Task: Go through the records below line by line, counting those that contain the word "plásmidos"; answer with the count only.

Source material:

============

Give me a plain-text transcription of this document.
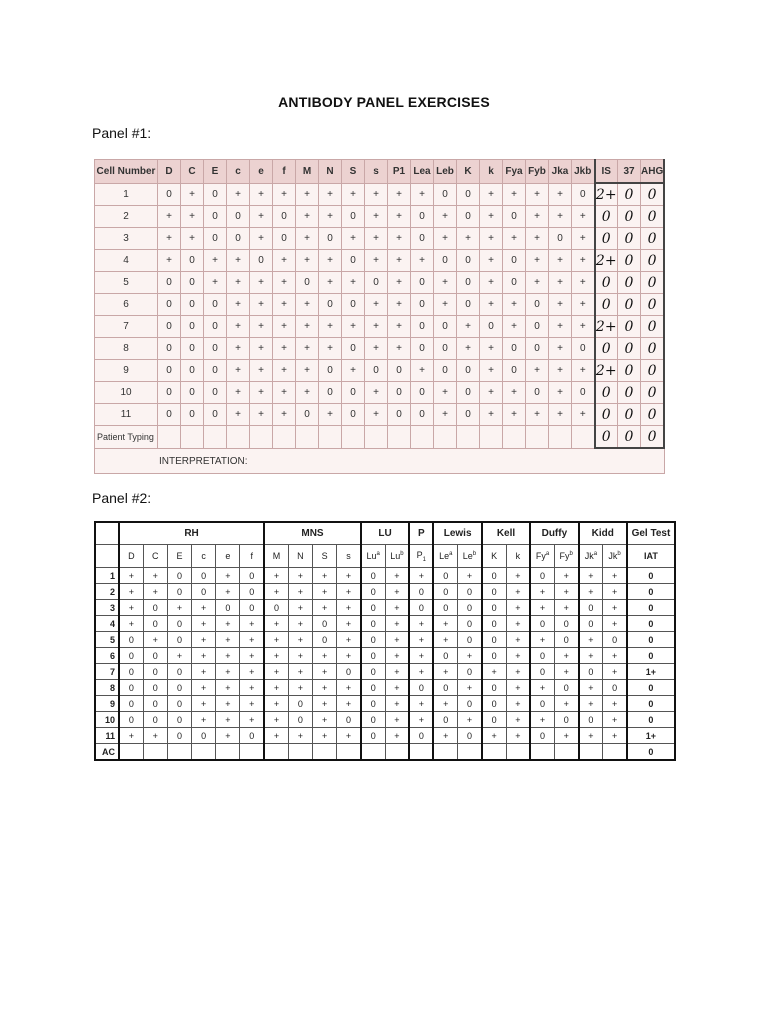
ANTIBODY PANEL EXERCISES
Panel #1:
Panel #2:
Cell Number	D	C	E	c	e	f	M	N	S	s	P1	Lea	Leb	K	k	Fya	Fyb	Jka	Jkb	IS	37	AHG
1	0	+	0	+	+	+	+	+	+	+	+	+	0	0	+	+	+	+	0	2+	0	0
2	+	+	0	0	+	0	+	+	0	+	+	0	+	0	+	0	+	+	+	0	0	0
3	+	+	0	0	+	0	+	0	+	+	+	0	+	+	+	+	+	0	+	0	0	0
4	+	0	+	+	0	+	+	+	0	+	+	+	0	0	+	0	+	+	+	2+	0	0
5	0	0	+	+	+	+	0	+	+	0	+	0	+	0	+	0	+	+	+	0	0	0
6	0	0	0	+	+	+	+	0	0	+	+	0	+	0	+	+	0	+	+	0	0	0
7	0	0	0	+	+	+	+	+	+	+	+	0	0	+	0	+	0	+	+	2+	0	0
8	0	0	0	+	+	+	+	+	0	+	+	0	0	+	+	0	0	+	0	0	0	0
9	0	0	0	+	+	+	+	0	+	0	0	+	0	0	+	0	+	+	+	2+	0	0
10	0	0	0	+	+	+	+	0	0	+	0	0	+	0	+	+	0	+	0	0	0	0
11	0	0	0	+	+	+	0	+	0	+	0	0	+	0	+	+	+	+	+	0	0	0
Patient Typing																				0	0	0
INTERPRETATION:																						
	RH						MNS				LU		P	Lewis		Kell		Duffy		Kidd		Gel Test
	D	C	E	c	e	f	M	N	S	s	Lu$^a$	Lu$^b$	$P_1$	Le$^a$	Le$^b$	K	k	Fy$^a$	Fy$^b$	Jk$^a$	Jk$^b$	IAT
1	+	+	0	0	+	0	+	+	+	+	0	+	+	0	+	0	+	0	+	+	+	0
2	+	+	0	0	+	0	+	+	+	+	0	+	0	0	0	0	+	+	+	+	+	0
3	+	0	+	+	0	0	0	+	+	+	0	+	0	0	0	0	+	+	+	0	+	0
4	+	0	0	+	+	+	+	+	0	+	0	+	+	+	0	0	+	0	0	0	+	0
5	0	+	0	+	+	+	+	+	0	+	0	+	+	+	0	0	+	+	0	+	0	0
6	0	0	+	+	+	+	+	+	+	+	0	+	+	0	+	0	+	0	+	+	+	0
7	0	0	0	+	+	+	+	+	+	0	0	+	+	+	0	+	+	0	+	0	+	1+
8	0	0	0	+	+	+	+	+	+	+	0	+	0	0	+	0	+	+	0	+	0	0
9	0	0	0	+	+	+	+	0	+	+	0	+	+	+	0	0	+	0	+	+	+	0
10	0	0	0	+	+	+	+	0	+	0	0	+	+	0	+	0	+	+	0	0	+	0
11	+	+	0	0	+	0	+	+	+	+	0	+	0	+	0	+	+	0	+	+	+	1+
AC																						0
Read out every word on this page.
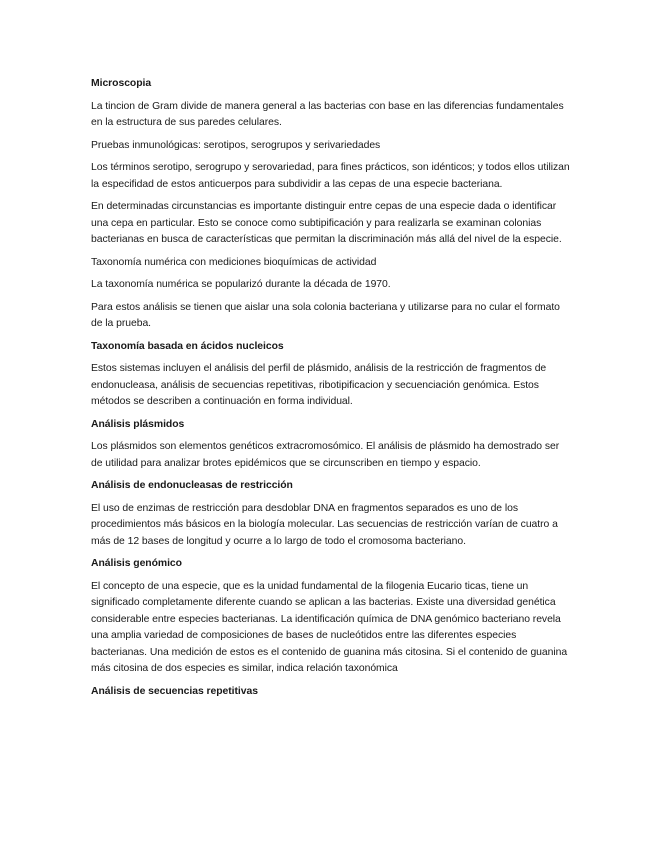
Microscopia

La tincion de Gram divide de manera general a las bacterias con base en las diferencias fundamentales en la estructura de sus paredes celulares.

Pruebas inmunológicas: serotipos, serogrupos y serivariedades

Los términos serotipo, serogrupo y serovariedad, para fines prácticos, son idénticos; y todos ellos utilizan la especifidad de estos anticuerpos para subdividir a las cepas de una especie bacteriana.

En determinadas circunstancias es importante distinguir entre cepas de una especie dada o identificar una cepa en particular. Esto se conoce como subtipificación y para realizarla se examinan colonias bacterianas en busca de características que permitan la discriminación más allá del nivel de la especie.

Taxonomía numérica con mediciones bioquímicas de actividad

La taxonomía numérica se popularizó durante la década de 1970.

Para estos análisis se tienen que aislar una sola colonia bacteriana y utilizarse para no cular el formato de la prueba.

Taxonomía basada en ácidos nucleicos

Estos sistemas incluyen el análisis del perfil de plásmido, análisis de la restricción de fragmentos de endonucleasa, análisis de secuencias repetitivas, ribotipificacion y secuenciación genómica. Estos métodos se describen a continuación en forma individual.

Análisis plásmidos

Los plásmidos son elementos genéticos extracromosómico. El análisis de plásmido ha demostrado ser de utilidad para analizar brotes epidémicos que se circunscriben en tiempo y espacio.

Análisis de endonucleasas de restricción

El uso de enzimas de restricción para desdoblar DNA en fragmentos separados es uno de los procedimientos más básicos en la biología molecular. Las secuencias de restricción varían de cuatro a más de 12 bases de longitud y ocurre a lo largo de todo el cromosoma bacteriano.

Análisis genómico

El concepto de una especie, que es la unidad fundamental de la filogenia Eucario ticas, tiene un significado completamente diferente cuando se aplican a las bacterias. Existe una diversidad genética considerable entre especies bacterianas. La identificación química de DNA genómico bacteriano revela una amplia variedad de composiciones de bases de nucleótidos entre las diferentes especies bacterianas. Una medición de estos es el contenido de guanina más citosina. Si el contenido de guanina más citosina de dos especies es similar, indica relación taxonómica

Análisis de secuencias repetitivas
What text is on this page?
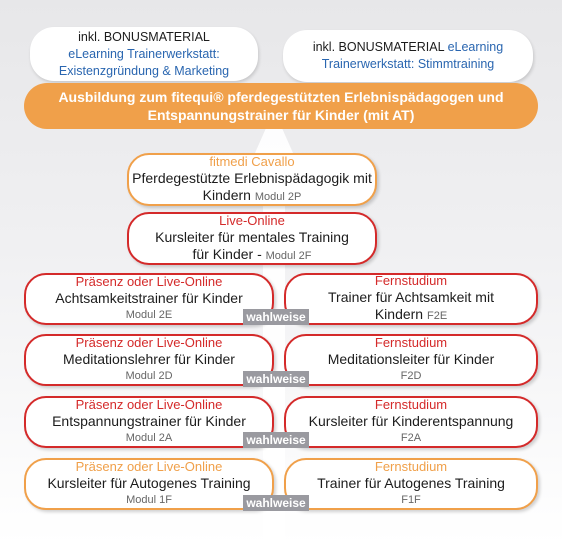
inkl. BONUSMATERIAL
eLearning Trainerwerkstatt:
Existenzgründung & Marketing
inkl. BONUSMATERIAL eLearning
Trainerwerkstatt: Stimmtraining
Ausbildung zum fitequi® pferdegestützten Erlebnispädagogen und
Entspannungstrainer für Kinder (mit AT)
fitmedi Cavallo
Pferdegestützte Erlebnispädagogik mit
Kindern Modul 2P
Live-Online
Kursleiter für mentales Training
für Kinder - Modul 2F
Präsenz oder Live-Online
Achtsamkeitstrainer für Kinder
Modul 2E
Fernstudium
Trainer für Achtsamkeit mit
Kindern F2E
wahlweise
Präsenz oder Live-Online
Meditationslehrer für Kinder
Modul 2D
Fernstudium
Meditationsleiter für Kinder
F2D
wahlweise
Präsenz oder Live-Online
Entspannungstrainer für Kinder
Modul 2A
Fernstudium
Kursleiter für Kinderentspannung
F2A
wahlweise
Präsenz oder Live-Online
Kursleiter für Autogenes Training
Modul 1F
Fernstudium
Trainer für Autogenes Training
F1F
wahlweise
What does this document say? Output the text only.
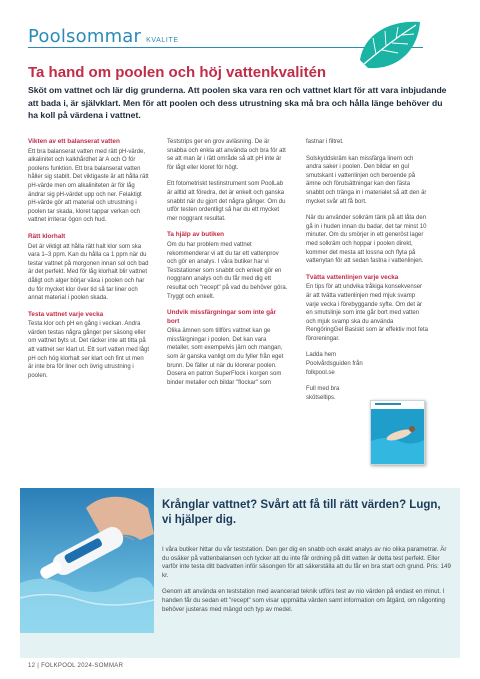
Poolsommar KVALITE
Ta hand om poolen och höj vattenkvalitén

Sköt om vattnet och lär dig grunderna. Att poolen ska vara ren och vattnet klart för att vara inbjudande att bada i, är självklart. Men för att poolen och dess utrustning ska må bra och hålla länge behöver du ha koll på värdena i vattnet.

Vikten av ett balanserat vatten

Ett bra balanserat vatten med rätt pH-värde, alkalinitet och kalkhårdhet är A och O för poolens funktion. Ett bra balanserat vatten håller sig stabilt. Det viktigaste är att hålla rätt pH-värde men om alkaliniteten är för låg ändrar sig pH-värdet upp och ner. Felaktigt pH-värde gör att material och utrustning i poolen tar skada, kloret tappar verkan och vattnet irriterar ögon och hud.

Rätt klorhalt

Det är viktigt att hålla rätt halt klor som ska vara 1–3 ppm. Kan du hålla ca 1 ppm när du testar vattnet på morgonen innan sol och bad är det perfekt. Med för låg klorhalt blir vattnet dåligt och alger börjar växa i poolen och har du för mycket klor över tid så tar liner och annat material i poolen skada.

Testa vattnet varje vecka

Testa klor och pH en gång i veckan. Andra värden testas några gånger per säsong eller om vattnet byts ut. Det räcker inte att titta på att vattnet ser klart ut. Ett surt vatten med lågt pH och hög klorhalt ser klart och fint ut men är inte bra för liner och övrig utrustning i poolen.

Teststrips ger en grov avläsning. De är snabba och enkla att använda och bra för att se att man är i rätt område så att pH inte är för lågt eller kloret för högt.

Ett fotometriskt testinstrument som PoolLab är alltid att föredra, det är enkelt och ganska snabbt när du gjort det några gånger. Om du utför testen ordentligt så har du ett mycket mer noggrant resultat.

Ta hjälp av butiken

Om du har problem med vattnet rekommenderar vi att du tar ett vattenprov och gör en analys. I våra butiker har vi Teststationer som snabbt och enkelt gör en noggrann analys och du får med dig ett resultat och "recept" på vad du behöver göra. Tryggt och enkelt.

Undvik missfärgningar som inte går bort

Olika ämnen som tillförs vattnet kan ge missfärgningar i poolen. Det kan vara metaller, som exempelvis järn och mangan, som är ganska vanligt om du fyller från eget brunn. De fäller ut när du klorerar poolen. Dosera en patron SuperFlock i korgen som binder metaller och bildar "flockar" som

fastnar i filtret.

Solskyddskräm kan missfärga linern och andra saker i poolen. Den bildar en gul smutskant i vattenlinjen och beroende på ämne och förutsättningar kan den fästa snabbt och tränga in i materialet så att den är mycket svår att få bort.

När du använder solkräm tänk på att låta den gå in i huden innan du badar, det tar minst 10 minuter. Om du smörjer in ett generöst lager med solkräm och hoppar i poolen direkt, kommer det mesta att lossna och flyta på vattenytan för att sedan fastna i vattenlinjen.

Tvätta vattenlinjen varje vecka

En tips för att undvika tråkiga konsekvenser är att tvätta vattenlinjen med mjuk svamp varje vecka i förebyggande syfte. Om det är en smutslinje som inte går bort med vatten och mjuk svamp ska du använda RengöringGel Basiskt som är effektiv mot feta föroreningar.

Ladda hem Poolvårdsguiden från folkpool.se

Full med bra skötseltips.

Krånglar vattnet? Svårt att få till rätt värden? Lugn, vi hjälper dig.

I våra butiker hittar du vår teststation. Den ger dig en snabb och exakt analys av nio olika parametrar. Är du osäker på vattenbalansen och tycker att du inte får ordning på ditt vatten är detta test perfekt. Eller varför inte testa ditt badvatten inför säsongen för att säkerställa att du får en bra start och grund. Pris: 149 kr.

Genom att använda en teststation med avancerad teknik utförs test av nio värden på endast en minut. I handen får du sedan ett "recept" som visar uppmätta värden samt information om åtgärd, om någonting behöver justeras med mängd och typ av medel.

12 | FOLKPOOL 2024-SOMMAR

============

Completed exercise: 2